• **Direction**
Filter the listing below, copying every line in which the word "icon" appears.

• **Given data**
▬▬▬▬▬▬
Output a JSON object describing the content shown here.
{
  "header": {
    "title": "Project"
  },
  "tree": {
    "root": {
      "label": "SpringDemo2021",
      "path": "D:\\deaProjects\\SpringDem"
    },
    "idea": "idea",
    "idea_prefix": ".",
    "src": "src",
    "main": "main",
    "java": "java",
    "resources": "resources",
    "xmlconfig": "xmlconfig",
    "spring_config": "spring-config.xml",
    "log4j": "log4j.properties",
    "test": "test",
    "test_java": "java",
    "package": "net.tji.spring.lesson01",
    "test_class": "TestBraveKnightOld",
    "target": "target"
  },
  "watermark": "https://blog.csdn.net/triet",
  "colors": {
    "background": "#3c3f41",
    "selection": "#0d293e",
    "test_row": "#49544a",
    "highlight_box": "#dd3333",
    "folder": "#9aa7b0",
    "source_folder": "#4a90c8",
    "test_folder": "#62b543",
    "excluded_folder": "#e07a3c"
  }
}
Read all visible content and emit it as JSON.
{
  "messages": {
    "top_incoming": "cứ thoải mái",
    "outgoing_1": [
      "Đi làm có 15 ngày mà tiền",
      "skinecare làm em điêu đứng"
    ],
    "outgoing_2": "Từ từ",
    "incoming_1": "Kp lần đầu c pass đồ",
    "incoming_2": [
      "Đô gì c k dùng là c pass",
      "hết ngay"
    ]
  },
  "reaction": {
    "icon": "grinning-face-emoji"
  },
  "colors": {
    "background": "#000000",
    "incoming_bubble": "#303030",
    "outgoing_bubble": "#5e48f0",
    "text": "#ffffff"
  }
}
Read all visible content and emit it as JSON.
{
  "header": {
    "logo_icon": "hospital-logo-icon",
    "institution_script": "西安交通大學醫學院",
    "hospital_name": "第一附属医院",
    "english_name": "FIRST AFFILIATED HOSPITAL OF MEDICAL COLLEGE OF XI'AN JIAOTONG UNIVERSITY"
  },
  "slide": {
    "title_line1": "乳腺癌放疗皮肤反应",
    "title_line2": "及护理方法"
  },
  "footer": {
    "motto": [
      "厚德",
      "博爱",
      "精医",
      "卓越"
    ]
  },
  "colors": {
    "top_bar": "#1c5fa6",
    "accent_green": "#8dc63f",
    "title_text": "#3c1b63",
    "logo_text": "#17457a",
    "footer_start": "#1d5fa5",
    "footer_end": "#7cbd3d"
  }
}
▬▬▬▬▬▬
• **Response below**
    "icon": "grinning-face-emoji"
    "logo_icon": "hospital-logo-icon",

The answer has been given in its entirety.